Input records:
^^^^
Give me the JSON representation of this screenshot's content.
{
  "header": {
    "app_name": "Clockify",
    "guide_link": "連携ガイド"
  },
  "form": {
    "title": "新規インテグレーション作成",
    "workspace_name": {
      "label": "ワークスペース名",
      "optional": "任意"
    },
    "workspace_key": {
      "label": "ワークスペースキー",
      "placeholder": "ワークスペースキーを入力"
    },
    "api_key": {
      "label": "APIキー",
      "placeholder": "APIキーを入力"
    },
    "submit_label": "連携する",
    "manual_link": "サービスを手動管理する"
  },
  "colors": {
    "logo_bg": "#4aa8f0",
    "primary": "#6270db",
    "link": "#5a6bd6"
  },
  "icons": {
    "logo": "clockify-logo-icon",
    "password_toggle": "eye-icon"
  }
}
^^^^
Do this: Go through the listing above and restate it word for word.

Solution for this task:
Give me the JSON representation of this screenshot's content.
{
  "header": {
    "app_name": "Clockify",
    "guide_link": "連携ガイド"
  },
  "form": {
    "title": "新規インテグレーション作成",
    "workspace_name": {
      "label": "ワークスペース名",
      "optional": "任意"
    },
    "workspace_key": {
      "label": "ワークスペースキー",
      "placeholder": "ワークスペースキーを入力"
    },
    "api_key": {
      "label": "APIキー",
      "placeholder": "APIキーを入力"
    },
    "submit_label": "連携する",
    "manual_link": "サービスを手動管理する"
  },
  "colors": {
    "logo_bg": "#4aa8f0",
    "primary": "#6270db",
    "link": "#5a6bd6"
  },
  "icons": {
    "logo": "clockify-logo-icon",
    "password_toggle": "eye-icon"
  }
}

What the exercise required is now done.